▸ **WHAT TO DO**
Transcribe all the records exactly and omit any images they hold.
▬▬▬
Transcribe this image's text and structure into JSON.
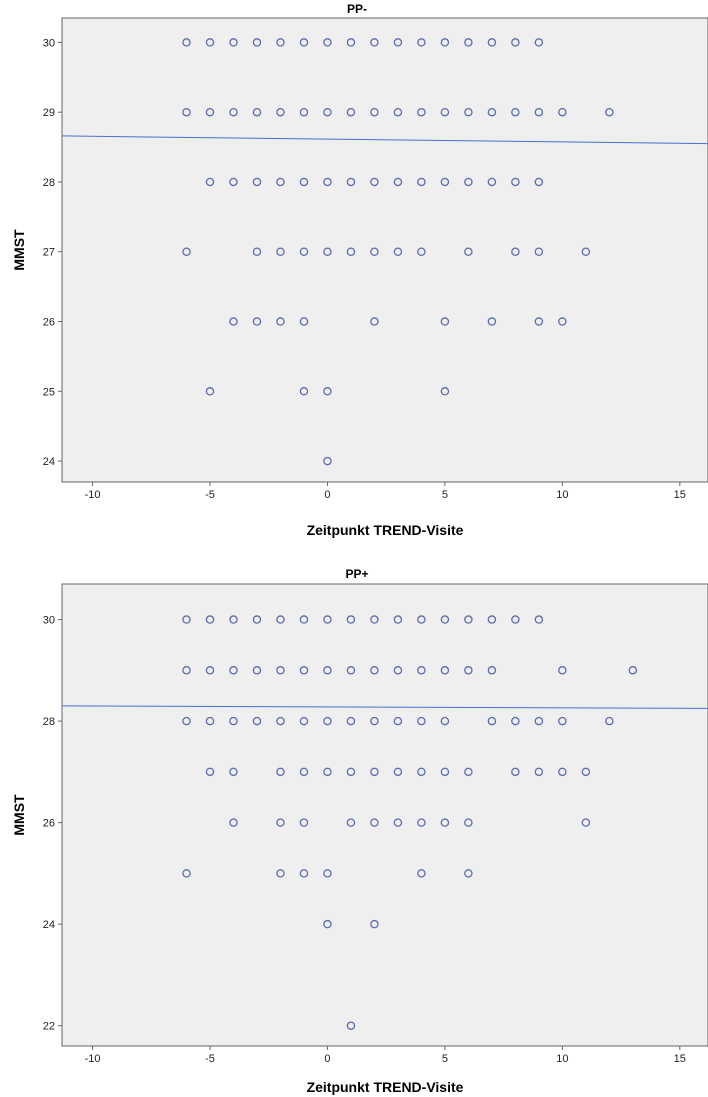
{
  "chart_data": [
    {
      "type": "scatter",
      "title": "PP-",
      "xlabel": "Zeitpunkt TREND-Visite",
      "ylabel": "MMST",
      "xlim": [
        -11.3,
        16.2
      ],
      "ylim": [
        23.7,
        30.35
      ],
      "xticks": [
        -10,
        -5,
        0,
        5,
        10,
        15
      ],
      "yticks": [
        24,
        25,
        26,
        27,
        28,
        29,
        30
      ],
      "fit_line": {
        "x": [
          -11.3,
          16.2
        ],
        "y": [
          28.66,
          28.55
        ]
      },
      "rows": [
        {
          "y": 30,
          "x": [
            -6,
            -5,
            -4,
            -3,
            -2,
            -1,
            0,
            1,
            2,
            3,
            4,
            5,
            6,
            7,
            8,
            9
          ]
        },
        {
          "y": 29,
          "x": [
            -6,
            -5,
            -4,
            -3,
            -2,
            -1,
            0,
            1,
            2,
            3,
            4,
            5,
            6,
            7,
            8,
            9,
            10,
            12
          ]
        },
        {
          "y": 28,
          "x": [
            -5,
            -4,
            -3,
            -2,
            -1,
            0,
            1,
            2,
            3,
            4,
            5,
            6,
            7,
            8,
            9
          ]
        },
        {
          "y": 27,
          "x": [
            -6,
            -3,
            -2,
            -1,
            0,
            1,
            2,
            3,
            4,
            6,
            8,
            9,
            11
          ]
        },
        {
          "y": 26,
          "x": [
            -4,
            -3,
            -2,
            -1,
            2,
            5,
            7,
            9,
            10
          ]
        },
        {
          "y": 25,
          "x": [
            -5,
            -1,
            0,
            5
          ]
        },
        {
          "y": 24,
          "x": [
            0
          ]
        }
      ],
      "marker_color": "#5b6bb0",
      "line_color": "#4a6fd0",
      "background": "#efefef"
    },
    {
      "type": "scatter",
      "title": "PP+",
      "xlabel": "Zeitpunkt TREND-Visite",
      "ylabel": "MMST",
      "xlim": [
        -11.3,
        16.2
      ],
      "ylim": [
        21.6,
        30.7
      ],
      "xticks": [
        -10,
        -5,
        0,
        5,
        10,
        15
      ],
      "yticks": [
        22,
        24,
        26,
        28,
        30
      ],
      "fit_line": {
        "x": [
          -11.3,
          16.2
        ],
        "y": [
          28.3,
          28.25
        ]
      },
      "rows": [
        {
          "y": 30,
          "x": [
            -6,
            -5,
            -4,
            -3,
            -2,
            -1,
            0,
            1,
            2,
            3,
            4,
            5,
            6,
            7,
            8,
            9
          ]
        },
        {
          "y": 29,
          "x": [
            -6,
            -5,
            -4,
            -3,
            -2,
            -1,
            0,
            1,
            2,
            3,
            4,
            5,
            6,
            7,
            10,
            13
          ]
        },
        {
          "y": 28,
          "x": [
            -6,
            -5,
            -4,
            -3,
            -2,
            -1,
            0,
            1,
            2,
            3,
            4,
            5,
            7,
            8,
            9,
            10,
            12
          ]
        },
        {
          "y": 27,
          "x": [
            -5,
            -4,
            -2,
            -1,
            0,
            1,
            2,
            3,
            4,
            5,
            6,
            8,
            9,
            10,
            11
          ]
        },
        {
          "y": 26,
          "x": [
            -4,
            -2,
            -1,
            1,
            2,
            3,
            4,
            5,
            6,
            11
          ]
        },
        {
          "y": 25,
          "x": [
            -6,
            -2,
            -1,
            0,
            4,
            6
          ]
        },
        {
          "y": 24,
          "x": [
            0,
            2
          ]
        },
        {
          "y": 22,
          "x": [
            1
          ]
        }
      ],
      "marker_color": "#5b6bb0",
      "line_color": "#4a6fd0",
      "background": "#efefef"
    }
  ]
}
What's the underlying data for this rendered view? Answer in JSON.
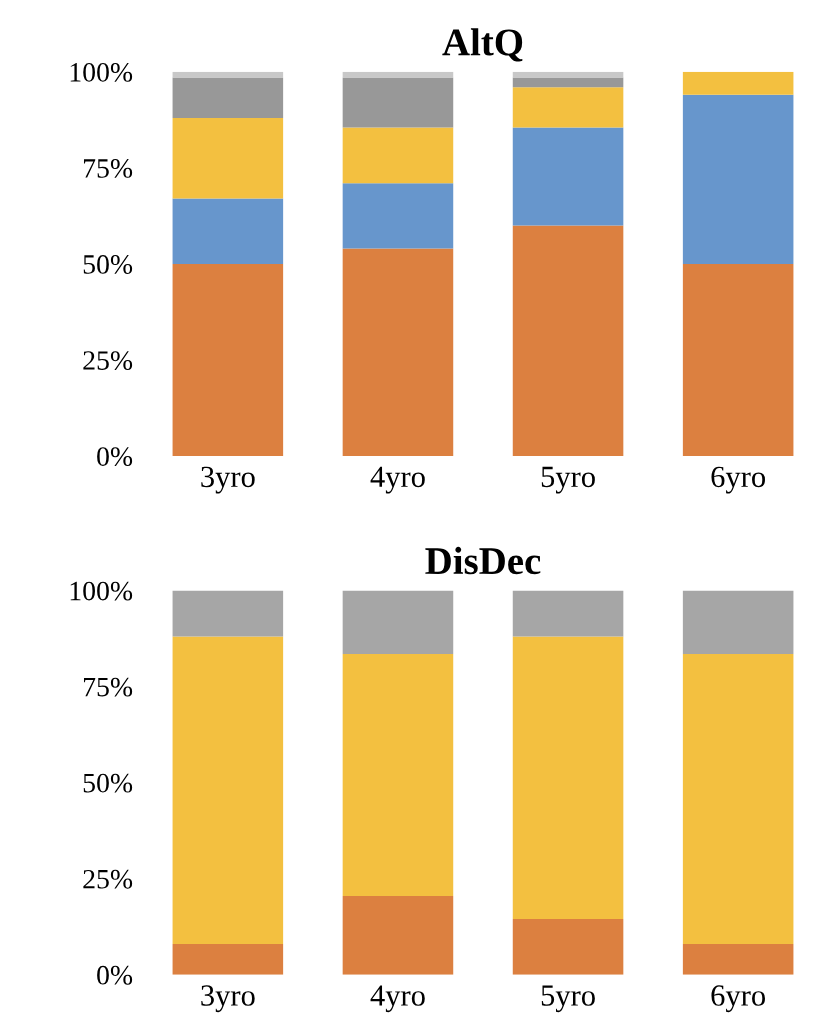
{
  "chart_data": [
    {
      "type": "bar",
      "title": "AltQ",
      "stacked": true,
      "categories": [
        "3yro",
        "4yro",
        "5yro",
        "6yro"
      ],
      "ylim": [
        0,
        100
      ],
      "yticks": [
        {
          "value": 0,
          "label": "0%"
        },
        {
          "value": 25,
          "label": "25%"
        },
        {
          "value": 50,
          "label": "50%"
        },
        {
          "value": 75,
          "label": "75%"
        },
        {
          "value": 100,
          "label": "100%"
        }
      ],
      "series": [
        {
          "color": "#dc8040",
          "values": [
            50,
            54,
            60,
            50
          ]
        },
        {
          "color": "#6796cc",
          "values": [
            17,
            17,
            25.5,
            44
          ]
        },
        {
          "color": "#f3c040",
          "values": [
            21,
            14.5,
            10.5,
            6
          ]
        },
        {
          "color": "#989898",
          "values": [
            10.5,
            13,
            2.5,
            0
          ]
        },
        {
          "color": "#c8c8c8",
          "values": [
            1.5,
            1.5,
            1.5,
            0
          ]
        }
      ]
    },
    {
      "type": "bar",
      "title": "DisDec",
      "stacked": true,
      "categories": [
        "3yro",
        "4yro",
        "5yro",
        "6yro"
      ],
      "ylim": [
        0,
        100
      ],
      "yticks": [
        {
          "value": 0,
          "label": "0%"
        },
        {
          "value": 25,
          "label": "25%"
        },
        {
          "value": 50,
          "label": "50%"
        },
        {
          "value": 75,
          "label": "75%"
        },
        {
          "value": 100,
          "label": "100%"
        }
      ],
      "series": [
        {
          "color": "#dc8040",
          "values": [
            8,
            20.5,
            14.5,
            8
          ]
        },
        {
          "color": "#f3c040",
          "values": [
            80,
            63,
            73.5,
            75.5
          ]
        },
        {
          "color": "#a6a6a6",
          "values": [
            12,
            16.5,
            12,
            16.5
          ]
        }
      ]
    }
  ]
}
▬▬▬
▸ **WRITTEN RESPONSE**
Transcribe this image's text and structure into JSON.
{
  "chart_data": [
    {
      "type": "scatter",
      "title": "PP-",
      "xlabel": "Zeitpunkt TREND-Visite",
      "ylabel": "MMST",
      "xlim": [
        -11.3,
        16.2
      ],
      "ylim": [
        23.7,
        30.35
      ],
      "xticks": [
        -10,
        -5,
        0,
        5,
        10,
        15
      ],
      "yticks": [
        24,
        25,
        26,
        27,
        28,
        29,
        30
      ],
      "fit_line": {
        "x": [
          -11.3,
          16.2
        ],
        "y": [
          28.66,
          28.55
        ]
      },
      "rows": [
        {
          "y": 30,
          "x": [
            -6,
            -5,
            -4,
            -3,
            -2,
            -1,
            0,
            1,
            2,
            3,
            4,
            5,
            6,
            7,
            8,
            9
          ]
        },
        {
          "y": 29,
          "x": [
            -6,
            -5,
            -4,
            -3,
            -2,
            -1,
            0,
            1,
            2,
            3,
            4,
            5,
            6,
            7,
            8,
            9,
            10,
            12
          ]
        },
        {
          "y": 28,
          "x": [
            -5,
            -4,
            -3,
            -2,
            -1,
            0,
            1,
            2,
            3,
            4,
            5,
            6,
            7,
            8,
            9
          ]
        },
        {
          "y": 27,
          "x": [
            -6,
            -3,
            -2,
            -1,
            0,
            1,
            2,
            3,
            4,
            6,
            8,
            9,
            11
          ]
        },
        {
          "y": 26,
          "x": [
            -4,
            -3,
            -2,
            -1,
            2,
            5,
            7,
            9,
            10
          ]
        },
        {
          "y": 25,
          "x": [
            -5,
            -1,
            0,
            5
          ]
        },
        {
          "y": 24,
          "x": [
            0
          ]
        }
      ],
      "marker_color": "#5b6bb0",
      "line_color": "#4a6fd0",
      "background": "#efefef"
    },
    {
      "type": "scatter",
      "title": "PP+",
      "xlabel": "Zeitpunkt TREND-Visite",
      "ylabel": "MMST",
      "xlim": [
        -11.3,
        16.2
      ],
      "ylim": [
        21.6,
        30.7
      ],
      "xticks": [
        -10,
        -5,
        0,
        5,
        10,
        15
      ],
      "yticks": [
        22,
        24,
        26,
        28,
        30
      ],
      "fit_line": {
        "x": [
          -11.3,
          16.2
        ],
        "y": [
          28.3,
          28.25
        ]
      },
      "rows": [
        {
          "y": 30,
          "x": [
            -6,
            -5,
            -4,
            -3,
            -2,
            -1,
            0,
            1,
            2,
            3,
            4,
            5,
            6,
            7,
            8,
            9
          ]
        },
        {
          "y": 29,
          "x": [
            -6,
            -5,
            -4,
            -3,
            -2,
            -1,
            0,
            1,
            2,
            3,
            4,
            5,
            6,
            7,
            10,
            13
          ]
        },
        {
          "y": 28,
          "x": [
            -6,
            -5,
            -4,
            -3,
            -2,
            -1,
            0,
            1,
            2,
            3,
            4,
            5,
            7,
            8,
            9,
            10,
            12
          ]
        },
        {
          "y": 27,
          "x": [
            -5,
            -4,
            -2,
            -1,
            0,
            1,
            2,
            3,
            4,
            5,
            6,
            8,
            9,
            10,
            11
          ]
        },
        {
          "y": 26,
          "x": [
            -4,
            -2,
            -1,
            1,
            2,
            3,
            4,
            5,
            6,
            11
          ]
        },
        {
          "y": 25,
          "x": [
            -6,
            -2,
            -1,
            0,
            4,
            6
          ]
        },
        {
          "y": 24,
          "x": [
            0,
            2
          ]
        },
        {
          "y": 22,
          "x": [
            1
          ]
        }
      ],
      "marker_color": "#5b6bb0",
      "line_color": "#4a6fd0",
      "background": "#efefef"
    }
  ]
}
What's the underlying data for this rendered view? Answer in JSON.
{
  "chart_data": [
    {
      "type": "bar",
      "title": "AltQ",
      "stacked": true,
      "categories": [
        "3yro",
        "4yro",
        "5yro",
        "6yro"
      ],
      "ylim": [
        0,
        100
      ],
      "yticks": [
        {
          "value": 0,
          "label": "0%"
        },
        {
          "value": 25,
          "label": "25%"
        },
        {
          "value": 50,
          "label": "50%"
        },
        {
          "value": 75,
          "label": "75%"
        },
        {
          "value": 100,
          "label": "100%"
        }
      ],
      "series": [
        {
          "color": "#dc8040",
          "values": [
            50,
            54,
            60,
            50
          ]
        },
        {
          "color": "#6796cc",
          "values": [
            17,
            17,
            25.5,
            44
          ]
        },
        {
          "color": "#f3c040",
          "values": [
            21,
            14.5,
            10.5,
            6
          ]
        },
        {
          "color": "#989898",
          "values": [
            10.5,
            13,
            2.5,
            0
          ]
        },
        {
          "color": "#c8c8c8",
          "values": [
            1.5,
            1.5,
            1.5,
            0
          ]
        }
      ]
    },
    {
      "type": "bar",
      "title": "DisDec",
      "stacked": true,
      "categories": [
        "3yro",
        "4yro",
        "5yro",
        "6yro"
      ],
      "ylim": [
        0,
        100
      ],
      "yticks": [
        {
          "value": 0,
          "label": "0%"
        },
        {
          "value": 25,
          "label": "25%"
        },
        {
          "value": 50,
          "label": "50%"
        },
        {
          "value": 75,
          "label": "75%"
        },
        {
          "value": 100,
          "label": "100%"
        }
      ],
      "series": [
        {
          "color": "#dc8040",
          "values": [
            8,
            20.5,
            14.5,
            8
          ]
        },
        {
          "color": "#f3c040",
          "values": [
            80,
            63,
            73.5,
            75.5
          ]
        },
        {
          "color": "#a6a6a6",
          "values": [
            12,
            16.5,
            12,
            16.5
          ]
        }
      ]
    }
  ]
}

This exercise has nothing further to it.